Problem details
Pick out each line in these entries that contains the string "vindhraði".

##############################

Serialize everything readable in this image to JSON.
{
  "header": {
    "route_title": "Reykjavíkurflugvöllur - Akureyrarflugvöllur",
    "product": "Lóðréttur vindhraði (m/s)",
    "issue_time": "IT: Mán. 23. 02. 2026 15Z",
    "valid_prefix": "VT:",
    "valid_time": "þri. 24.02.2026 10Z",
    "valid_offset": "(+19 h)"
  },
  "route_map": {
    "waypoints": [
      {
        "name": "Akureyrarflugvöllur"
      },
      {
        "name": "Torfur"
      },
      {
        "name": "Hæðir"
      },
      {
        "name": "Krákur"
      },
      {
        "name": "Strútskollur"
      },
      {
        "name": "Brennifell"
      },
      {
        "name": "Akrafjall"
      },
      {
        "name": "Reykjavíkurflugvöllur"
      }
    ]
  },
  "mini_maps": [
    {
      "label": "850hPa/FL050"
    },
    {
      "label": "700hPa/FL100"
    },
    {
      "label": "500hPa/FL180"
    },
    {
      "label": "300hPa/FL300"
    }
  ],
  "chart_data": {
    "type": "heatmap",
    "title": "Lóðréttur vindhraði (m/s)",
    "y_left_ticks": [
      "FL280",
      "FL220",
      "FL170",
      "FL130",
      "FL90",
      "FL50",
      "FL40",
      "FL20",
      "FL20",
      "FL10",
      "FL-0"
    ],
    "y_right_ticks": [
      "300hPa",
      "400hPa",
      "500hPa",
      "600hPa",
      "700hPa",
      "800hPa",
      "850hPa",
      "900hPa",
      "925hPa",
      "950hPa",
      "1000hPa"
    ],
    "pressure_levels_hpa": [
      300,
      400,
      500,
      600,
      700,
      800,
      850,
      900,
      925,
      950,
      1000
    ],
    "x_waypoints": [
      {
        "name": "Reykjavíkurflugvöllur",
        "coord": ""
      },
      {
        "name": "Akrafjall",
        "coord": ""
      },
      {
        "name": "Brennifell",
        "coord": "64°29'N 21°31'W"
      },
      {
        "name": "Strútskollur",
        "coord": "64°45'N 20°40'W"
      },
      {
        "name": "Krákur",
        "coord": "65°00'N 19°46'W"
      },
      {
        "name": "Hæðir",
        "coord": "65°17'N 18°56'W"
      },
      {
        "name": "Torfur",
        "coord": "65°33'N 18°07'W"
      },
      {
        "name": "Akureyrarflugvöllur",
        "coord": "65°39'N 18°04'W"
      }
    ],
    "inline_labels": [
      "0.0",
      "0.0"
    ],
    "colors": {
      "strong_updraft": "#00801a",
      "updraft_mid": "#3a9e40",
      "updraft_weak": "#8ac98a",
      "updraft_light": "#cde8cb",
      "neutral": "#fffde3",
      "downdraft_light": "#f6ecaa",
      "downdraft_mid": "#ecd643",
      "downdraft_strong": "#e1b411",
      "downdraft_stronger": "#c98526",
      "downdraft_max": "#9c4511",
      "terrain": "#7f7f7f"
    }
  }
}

##############################

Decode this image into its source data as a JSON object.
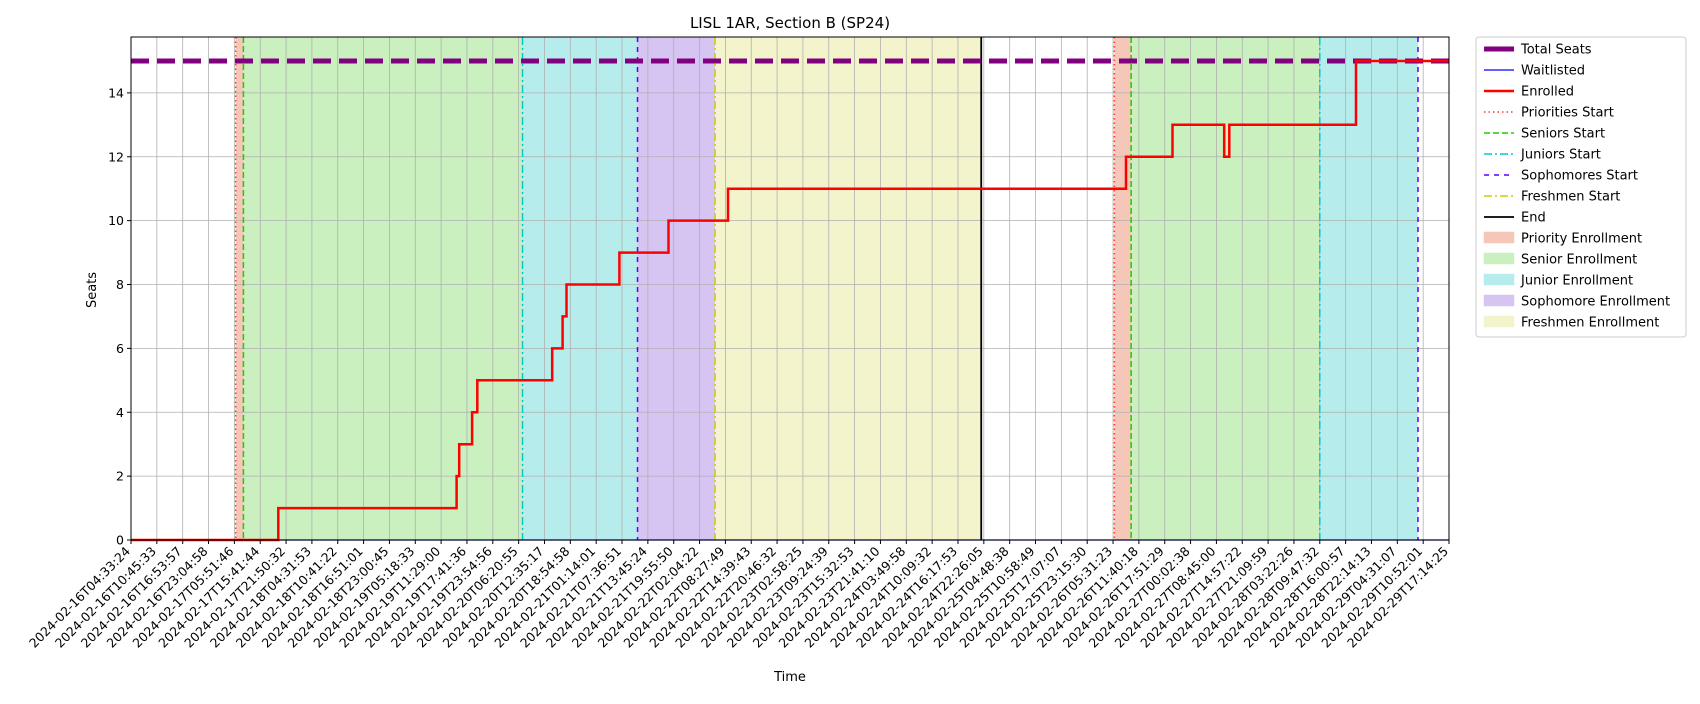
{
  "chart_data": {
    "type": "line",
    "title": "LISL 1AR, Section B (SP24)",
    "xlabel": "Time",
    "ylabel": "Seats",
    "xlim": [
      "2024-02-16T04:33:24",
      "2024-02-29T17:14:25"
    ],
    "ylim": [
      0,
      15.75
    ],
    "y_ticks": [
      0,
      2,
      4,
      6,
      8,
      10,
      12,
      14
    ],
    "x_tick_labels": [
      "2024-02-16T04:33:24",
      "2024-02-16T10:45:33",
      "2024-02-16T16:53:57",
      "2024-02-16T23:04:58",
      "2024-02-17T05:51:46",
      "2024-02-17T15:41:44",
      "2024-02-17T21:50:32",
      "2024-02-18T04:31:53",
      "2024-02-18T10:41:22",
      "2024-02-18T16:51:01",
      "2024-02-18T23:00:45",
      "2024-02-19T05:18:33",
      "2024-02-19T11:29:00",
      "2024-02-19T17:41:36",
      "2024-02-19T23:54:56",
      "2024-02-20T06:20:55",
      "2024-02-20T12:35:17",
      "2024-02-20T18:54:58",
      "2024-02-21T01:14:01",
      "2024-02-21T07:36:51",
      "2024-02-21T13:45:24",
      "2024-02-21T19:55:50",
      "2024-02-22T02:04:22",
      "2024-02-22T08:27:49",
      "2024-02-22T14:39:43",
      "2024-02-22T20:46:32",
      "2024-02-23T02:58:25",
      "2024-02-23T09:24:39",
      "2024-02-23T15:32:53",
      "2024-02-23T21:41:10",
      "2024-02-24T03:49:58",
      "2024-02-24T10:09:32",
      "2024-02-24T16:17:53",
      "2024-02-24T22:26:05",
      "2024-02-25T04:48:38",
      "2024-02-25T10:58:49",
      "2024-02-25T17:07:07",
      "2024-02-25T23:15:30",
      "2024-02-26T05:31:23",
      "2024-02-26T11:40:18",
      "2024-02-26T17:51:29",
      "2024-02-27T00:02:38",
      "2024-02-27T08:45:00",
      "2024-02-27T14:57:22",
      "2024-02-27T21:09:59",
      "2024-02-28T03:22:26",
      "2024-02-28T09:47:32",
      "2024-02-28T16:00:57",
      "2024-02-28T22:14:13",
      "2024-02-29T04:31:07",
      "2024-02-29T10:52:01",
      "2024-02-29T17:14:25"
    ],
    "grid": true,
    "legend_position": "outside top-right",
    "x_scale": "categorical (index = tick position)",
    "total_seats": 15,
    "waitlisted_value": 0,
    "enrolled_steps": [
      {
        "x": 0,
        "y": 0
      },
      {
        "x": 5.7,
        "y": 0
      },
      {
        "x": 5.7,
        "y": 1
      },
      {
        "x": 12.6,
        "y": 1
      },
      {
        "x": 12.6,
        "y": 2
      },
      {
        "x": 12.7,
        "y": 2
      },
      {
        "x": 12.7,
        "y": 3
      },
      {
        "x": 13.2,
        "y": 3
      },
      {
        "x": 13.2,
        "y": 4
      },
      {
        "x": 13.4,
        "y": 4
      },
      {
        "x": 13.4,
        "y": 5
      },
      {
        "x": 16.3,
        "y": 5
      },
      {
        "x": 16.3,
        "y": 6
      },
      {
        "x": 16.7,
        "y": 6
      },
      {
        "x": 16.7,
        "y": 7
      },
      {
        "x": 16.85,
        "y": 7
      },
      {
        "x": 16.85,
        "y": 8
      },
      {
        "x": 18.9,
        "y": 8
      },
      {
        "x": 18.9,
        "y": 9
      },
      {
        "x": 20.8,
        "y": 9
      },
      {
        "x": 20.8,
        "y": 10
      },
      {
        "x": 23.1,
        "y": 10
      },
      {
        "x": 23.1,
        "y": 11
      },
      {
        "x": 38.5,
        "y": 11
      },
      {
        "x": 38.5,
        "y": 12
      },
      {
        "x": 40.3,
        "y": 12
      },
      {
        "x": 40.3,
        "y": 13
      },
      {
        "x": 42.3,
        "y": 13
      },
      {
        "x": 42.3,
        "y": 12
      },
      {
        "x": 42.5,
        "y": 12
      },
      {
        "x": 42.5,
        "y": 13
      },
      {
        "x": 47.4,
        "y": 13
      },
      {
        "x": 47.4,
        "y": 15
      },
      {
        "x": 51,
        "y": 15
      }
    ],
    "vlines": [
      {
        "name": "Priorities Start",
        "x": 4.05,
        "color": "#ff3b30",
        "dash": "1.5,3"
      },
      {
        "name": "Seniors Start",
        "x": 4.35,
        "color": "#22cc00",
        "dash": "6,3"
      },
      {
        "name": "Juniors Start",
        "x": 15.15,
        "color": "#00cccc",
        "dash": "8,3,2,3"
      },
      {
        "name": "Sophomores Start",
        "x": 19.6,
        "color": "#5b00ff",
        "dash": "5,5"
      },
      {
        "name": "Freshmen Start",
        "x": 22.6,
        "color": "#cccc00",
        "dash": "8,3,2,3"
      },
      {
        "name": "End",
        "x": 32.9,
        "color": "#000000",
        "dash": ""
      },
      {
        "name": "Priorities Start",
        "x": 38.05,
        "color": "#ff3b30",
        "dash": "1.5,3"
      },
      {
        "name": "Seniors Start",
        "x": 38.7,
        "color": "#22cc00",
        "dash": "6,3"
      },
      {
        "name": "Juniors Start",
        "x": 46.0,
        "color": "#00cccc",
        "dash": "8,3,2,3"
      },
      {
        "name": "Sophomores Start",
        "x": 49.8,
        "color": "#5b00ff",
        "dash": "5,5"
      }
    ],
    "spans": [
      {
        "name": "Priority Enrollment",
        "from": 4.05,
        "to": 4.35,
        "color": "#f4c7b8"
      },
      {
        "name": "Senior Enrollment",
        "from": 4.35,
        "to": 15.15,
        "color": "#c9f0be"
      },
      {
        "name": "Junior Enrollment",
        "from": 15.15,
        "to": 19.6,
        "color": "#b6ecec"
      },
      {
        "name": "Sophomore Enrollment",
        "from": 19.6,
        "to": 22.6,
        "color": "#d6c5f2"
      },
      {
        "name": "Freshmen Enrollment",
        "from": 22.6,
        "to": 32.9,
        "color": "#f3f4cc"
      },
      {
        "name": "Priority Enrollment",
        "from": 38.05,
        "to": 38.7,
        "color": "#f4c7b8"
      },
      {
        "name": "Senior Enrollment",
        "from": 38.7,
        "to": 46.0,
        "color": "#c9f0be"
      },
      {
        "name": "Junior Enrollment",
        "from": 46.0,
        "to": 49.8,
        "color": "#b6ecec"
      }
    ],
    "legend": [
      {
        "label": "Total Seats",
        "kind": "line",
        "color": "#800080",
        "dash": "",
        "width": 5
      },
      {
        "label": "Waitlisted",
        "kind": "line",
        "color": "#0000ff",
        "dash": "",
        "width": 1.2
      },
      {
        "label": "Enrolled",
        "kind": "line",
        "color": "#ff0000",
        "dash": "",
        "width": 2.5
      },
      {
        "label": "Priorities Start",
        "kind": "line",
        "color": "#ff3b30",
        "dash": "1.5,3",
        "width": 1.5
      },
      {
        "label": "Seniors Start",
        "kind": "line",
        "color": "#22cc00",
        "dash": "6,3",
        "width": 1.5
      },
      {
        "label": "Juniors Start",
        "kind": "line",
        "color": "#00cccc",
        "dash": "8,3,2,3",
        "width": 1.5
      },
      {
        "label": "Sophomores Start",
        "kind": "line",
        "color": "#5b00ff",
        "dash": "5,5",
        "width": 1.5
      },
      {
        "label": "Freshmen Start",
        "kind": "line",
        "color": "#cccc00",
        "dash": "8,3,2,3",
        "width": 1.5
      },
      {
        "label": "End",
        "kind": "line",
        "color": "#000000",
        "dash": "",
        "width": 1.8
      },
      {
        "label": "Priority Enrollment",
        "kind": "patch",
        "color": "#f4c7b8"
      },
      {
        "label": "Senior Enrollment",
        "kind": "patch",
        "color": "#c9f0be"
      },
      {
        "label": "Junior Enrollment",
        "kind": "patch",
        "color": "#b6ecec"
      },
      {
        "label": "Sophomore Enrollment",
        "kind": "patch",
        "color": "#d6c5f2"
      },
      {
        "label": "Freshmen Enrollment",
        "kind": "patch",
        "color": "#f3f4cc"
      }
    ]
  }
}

##############################

Reply
    "product": "Lóðréttur vindhraði (m/s)",
    "title": "Lóðréttur vindhraði (m/s)",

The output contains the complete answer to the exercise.